> _YOUR INSTRUCTIONS_:
Copy out the records from the very beginning down through the line containing "box-lid xyxy=(498,303,541,321)", including that line.

===== MATERIAL SUPPLIED

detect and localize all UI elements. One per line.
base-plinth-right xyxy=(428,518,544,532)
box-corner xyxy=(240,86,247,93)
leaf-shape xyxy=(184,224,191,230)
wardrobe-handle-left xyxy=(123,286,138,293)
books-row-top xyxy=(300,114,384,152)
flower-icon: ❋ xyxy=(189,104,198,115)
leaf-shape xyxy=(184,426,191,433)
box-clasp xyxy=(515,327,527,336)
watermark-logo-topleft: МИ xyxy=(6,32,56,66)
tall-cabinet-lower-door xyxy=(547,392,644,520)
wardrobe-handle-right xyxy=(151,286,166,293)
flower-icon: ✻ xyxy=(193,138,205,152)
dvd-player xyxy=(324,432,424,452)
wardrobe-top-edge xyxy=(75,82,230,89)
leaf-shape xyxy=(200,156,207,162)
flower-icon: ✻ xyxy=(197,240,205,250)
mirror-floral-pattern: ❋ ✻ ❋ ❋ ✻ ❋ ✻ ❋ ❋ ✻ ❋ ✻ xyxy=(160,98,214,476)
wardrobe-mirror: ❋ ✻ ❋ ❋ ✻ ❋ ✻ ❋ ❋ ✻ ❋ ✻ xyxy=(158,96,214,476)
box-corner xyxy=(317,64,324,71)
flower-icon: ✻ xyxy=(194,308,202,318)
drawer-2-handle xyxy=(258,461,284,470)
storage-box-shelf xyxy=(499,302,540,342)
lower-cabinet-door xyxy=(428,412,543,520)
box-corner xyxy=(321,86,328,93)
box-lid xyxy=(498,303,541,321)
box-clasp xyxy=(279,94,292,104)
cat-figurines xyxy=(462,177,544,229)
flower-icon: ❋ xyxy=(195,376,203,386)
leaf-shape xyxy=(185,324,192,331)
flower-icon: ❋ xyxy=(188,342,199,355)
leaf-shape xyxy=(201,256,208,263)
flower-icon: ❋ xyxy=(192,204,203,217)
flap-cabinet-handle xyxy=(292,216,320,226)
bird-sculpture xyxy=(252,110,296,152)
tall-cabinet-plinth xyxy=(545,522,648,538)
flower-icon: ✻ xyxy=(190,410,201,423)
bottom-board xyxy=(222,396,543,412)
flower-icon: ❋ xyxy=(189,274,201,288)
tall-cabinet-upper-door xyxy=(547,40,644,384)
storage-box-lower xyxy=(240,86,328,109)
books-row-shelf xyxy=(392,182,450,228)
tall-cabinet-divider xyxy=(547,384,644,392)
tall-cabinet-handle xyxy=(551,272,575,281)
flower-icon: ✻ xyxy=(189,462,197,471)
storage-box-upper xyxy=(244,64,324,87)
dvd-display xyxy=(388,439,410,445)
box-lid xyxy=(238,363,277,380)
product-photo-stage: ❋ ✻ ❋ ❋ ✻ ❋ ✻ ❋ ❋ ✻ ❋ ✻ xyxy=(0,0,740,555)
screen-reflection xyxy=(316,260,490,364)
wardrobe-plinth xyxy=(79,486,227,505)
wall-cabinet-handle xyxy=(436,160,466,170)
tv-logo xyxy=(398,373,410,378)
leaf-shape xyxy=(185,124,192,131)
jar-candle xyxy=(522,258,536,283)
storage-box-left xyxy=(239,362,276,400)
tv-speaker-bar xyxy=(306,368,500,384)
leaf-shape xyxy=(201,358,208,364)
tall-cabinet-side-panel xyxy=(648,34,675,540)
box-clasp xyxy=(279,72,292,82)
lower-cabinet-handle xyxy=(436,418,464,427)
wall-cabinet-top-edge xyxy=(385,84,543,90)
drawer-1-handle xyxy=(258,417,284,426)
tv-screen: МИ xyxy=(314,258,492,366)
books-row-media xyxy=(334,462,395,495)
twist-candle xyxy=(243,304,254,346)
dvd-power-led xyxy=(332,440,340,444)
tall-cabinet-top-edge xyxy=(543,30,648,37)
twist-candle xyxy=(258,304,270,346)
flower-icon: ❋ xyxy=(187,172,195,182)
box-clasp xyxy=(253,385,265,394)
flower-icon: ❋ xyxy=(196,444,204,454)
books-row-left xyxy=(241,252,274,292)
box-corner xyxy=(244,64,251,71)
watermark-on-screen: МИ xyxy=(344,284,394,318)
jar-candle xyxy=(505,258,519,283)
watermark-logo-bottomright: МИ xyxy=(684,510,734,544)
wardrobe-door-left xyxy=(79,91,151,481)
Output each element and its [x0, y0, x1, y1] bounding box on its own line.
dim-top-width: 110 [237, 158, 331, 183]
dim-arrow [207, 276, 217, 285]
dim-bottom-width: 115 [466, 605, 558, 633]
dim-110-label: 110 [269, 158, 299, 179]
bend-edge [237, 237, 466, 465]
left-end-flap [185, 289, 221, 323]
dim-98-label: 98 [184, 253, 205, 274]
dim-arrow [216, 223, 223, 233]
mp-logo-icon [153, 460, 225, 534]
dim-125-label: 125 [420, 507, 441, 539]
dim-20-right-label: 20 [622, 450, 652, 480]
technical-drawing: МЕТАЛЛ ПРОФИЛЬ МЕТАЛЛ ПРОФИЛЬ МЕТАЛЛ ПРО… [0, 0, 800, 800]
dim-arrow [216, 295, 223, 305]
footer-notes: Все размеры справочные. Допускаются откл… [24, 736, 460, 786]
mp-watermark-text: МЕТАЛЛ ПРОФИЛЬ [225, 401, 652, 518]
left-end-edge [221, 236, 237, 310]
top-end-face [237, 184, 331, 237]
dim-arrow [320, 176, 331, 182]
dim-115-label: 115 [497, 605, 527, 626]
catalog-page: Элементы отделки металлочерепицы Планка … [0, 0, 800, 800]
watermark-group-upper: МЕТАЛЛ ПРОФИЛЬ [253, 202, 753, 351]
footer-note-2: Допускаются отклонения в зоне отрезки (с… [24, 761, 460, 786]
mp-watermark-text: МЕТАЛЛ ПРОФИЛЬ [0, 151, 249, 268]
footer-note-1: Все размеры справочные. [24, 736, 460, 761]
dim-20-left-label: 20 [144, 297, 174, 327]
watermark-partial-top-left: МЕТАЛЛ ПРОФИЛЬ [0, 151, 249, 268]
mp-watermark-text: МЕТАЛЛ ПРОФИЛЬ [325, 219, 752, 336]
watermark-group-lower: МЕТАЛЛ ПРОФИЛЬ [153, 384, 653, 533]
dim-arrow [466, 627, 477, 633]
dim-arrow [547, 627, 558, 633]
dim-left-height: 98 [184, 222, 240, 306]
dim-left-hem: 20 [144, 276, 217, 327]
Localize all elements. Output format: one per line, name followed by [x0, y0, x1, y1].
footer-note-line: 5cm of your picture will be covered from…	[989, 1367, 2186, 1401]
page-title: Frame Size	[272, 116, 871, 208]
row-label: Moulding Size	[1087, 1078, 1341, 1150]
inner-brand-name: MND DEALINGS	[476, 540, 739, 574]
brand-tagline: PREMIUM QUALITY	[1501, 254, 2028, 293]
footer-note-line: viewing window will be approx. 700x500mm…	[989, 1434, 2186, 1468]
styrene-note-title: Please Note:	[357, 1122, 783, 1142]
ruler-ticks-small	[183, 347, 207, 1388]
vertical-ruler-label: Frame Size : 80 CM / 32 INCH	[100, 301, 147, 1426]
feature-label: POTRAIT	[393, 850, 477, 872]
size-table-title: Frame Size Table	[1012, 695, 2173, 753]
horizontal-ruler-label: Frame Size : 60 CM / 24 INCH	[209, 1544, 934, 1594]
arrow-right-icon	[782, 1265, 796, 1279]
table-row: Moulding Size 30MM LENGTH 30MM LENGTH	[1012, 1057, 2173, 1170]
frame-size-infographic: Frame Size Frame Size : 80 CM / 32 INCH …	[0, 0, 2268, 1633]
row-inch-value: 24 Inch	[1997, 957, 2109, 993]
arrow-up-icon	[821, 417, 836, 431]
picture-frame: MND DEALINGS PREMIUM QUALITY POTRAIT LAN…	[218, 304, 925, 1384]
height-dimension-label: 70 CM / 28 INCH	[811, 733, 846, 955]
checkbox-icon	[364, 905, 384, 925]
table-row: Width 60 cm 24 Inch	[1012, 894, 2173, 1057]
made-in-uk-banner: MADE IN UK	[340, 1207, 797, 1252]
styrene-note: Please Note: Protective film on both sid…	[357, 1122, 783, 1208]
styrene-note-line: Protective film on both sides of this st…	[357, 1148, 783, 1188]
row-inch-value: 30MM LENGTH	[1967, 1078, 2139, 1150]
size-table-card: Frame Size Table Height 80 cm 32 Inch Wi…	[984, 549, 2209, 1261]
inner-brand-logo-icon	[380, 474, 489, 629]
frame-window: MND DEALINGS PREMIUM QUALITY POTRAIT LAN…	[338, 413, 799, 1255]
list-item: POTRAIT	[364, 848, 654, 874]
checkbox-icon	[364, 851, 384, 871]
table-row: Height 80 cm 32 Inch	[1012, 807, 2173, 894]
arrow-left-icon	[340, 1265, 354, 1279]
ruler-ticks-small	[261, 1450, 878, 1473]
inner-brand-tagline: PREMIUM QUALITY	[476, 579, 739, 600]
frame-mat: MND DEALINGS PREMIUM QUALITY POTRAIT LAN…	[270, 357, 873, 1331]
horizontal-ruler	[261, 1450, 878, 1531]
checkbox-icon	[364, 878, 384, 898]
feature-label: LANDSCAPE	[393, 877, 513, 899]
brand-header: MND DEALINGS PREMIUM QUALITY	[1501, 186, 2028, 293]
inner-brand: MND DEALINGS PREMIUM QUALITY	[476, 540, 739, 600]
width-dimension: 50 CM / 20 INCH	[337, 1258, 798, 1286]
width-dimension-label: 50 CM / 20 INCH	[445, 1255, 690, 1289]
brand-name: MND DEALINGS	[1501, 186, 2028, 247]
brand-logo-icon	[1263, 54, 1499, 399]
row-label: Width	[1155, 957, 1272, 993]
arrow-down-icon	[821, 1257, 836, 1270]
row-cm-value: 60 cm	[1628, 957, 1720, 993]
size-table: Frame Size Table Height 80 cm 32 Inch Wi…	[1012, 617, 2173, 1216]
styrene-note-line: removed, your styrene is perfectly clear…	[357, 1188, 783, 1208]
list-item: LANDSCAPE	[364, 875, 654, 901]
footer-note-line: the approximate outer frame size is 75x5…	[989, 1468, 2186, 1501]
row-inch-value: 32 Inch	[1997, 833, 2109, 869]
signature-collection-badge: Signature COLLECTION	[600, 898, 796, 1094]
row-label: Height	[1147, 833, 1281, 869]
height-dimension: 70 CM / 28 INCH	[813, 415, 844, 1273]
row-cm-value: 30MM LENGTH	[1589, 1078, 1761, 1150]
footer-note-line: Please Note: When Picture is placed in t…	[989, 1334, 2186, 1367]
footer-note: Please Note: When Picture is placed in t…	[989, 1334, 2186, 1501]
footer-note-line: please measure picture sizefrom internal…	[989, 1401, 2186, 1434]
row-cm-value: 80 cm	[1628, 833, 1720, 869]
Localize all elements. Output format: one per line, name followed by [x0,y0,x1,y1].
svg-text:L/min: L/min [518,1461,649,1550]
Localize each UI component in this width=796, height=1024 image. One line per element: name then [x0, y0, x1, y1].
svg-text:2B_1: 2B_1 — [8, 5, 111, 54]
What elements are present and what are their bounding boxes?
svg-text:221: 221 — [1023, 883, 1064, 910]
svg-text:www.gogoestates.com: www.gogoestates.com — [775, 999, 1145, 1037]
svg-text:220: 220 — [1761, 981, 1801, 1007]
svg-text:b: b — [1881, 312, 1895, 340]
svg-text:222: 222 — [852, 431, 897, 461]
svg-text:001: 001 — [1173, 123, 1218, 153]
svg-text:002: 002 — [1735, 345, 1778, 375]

==========

> _COMPLETE ANSWER_:
detect and localize all UI elements. One per line.
base-plinth-right xyxy=(428,518,544,532)
box-corner xyxy=(240,86,247,93)
leaf-shape xyxy=(184,224,191,230)
wardrobe-handle-left xyxy=(123,286,138,293)
books-row-top xyxy=(300,114,384,152)
flower-icon: ❋ xyxy=(189,104,198,115)
leaf-shape xyxy=(184,426,191,433)
box-clasp xyxy=(515,327,527,336)
watermark-logo-topleft: МИ xyxy=(6,32,56,66)
tall-cabinet-lower-door xyxy=(547,392,644,520)
wardrobe-handle-right xyxy=(151,286,166,293)
flower-icon: ✻ xyxy=(193,138,205,152)
dvd-player xyxy=(324,432,424,452)
wardrobe-top-edge xyxy=(75,82,230,89)
leaf-shape xyxy=(200,156,207,162)
flower-icon: ✻ xyxy=(197,240,205,250)
mirror-floral-pattern: ❋ ✻ ❋ ❋ ✻ ❋ ✻ ❋ ❋ ✻ ❋ ✻ xyxy=(160,98,214,476)
wardrobe-mirror: ❋ ✻ ❋ ❋ ✻ ❋ ✻ ❋ ❋ ✻ ❋ ✻ xyxy=(158,96,214,476)
box-corner xyxy=(317,64,324,71)
flower-icon: ✻ xyxy=(194,308,202,318)
drawer-2-handle xyxy=(258,461,284,470)
storage-box-shelf xyxy=(499,302,540,342)
lower-cabinet-door xyxy=(428,412,543,520)
box-corner xyxy=(321,86,328,93)
box-lid xyxy=(498,303,541,321)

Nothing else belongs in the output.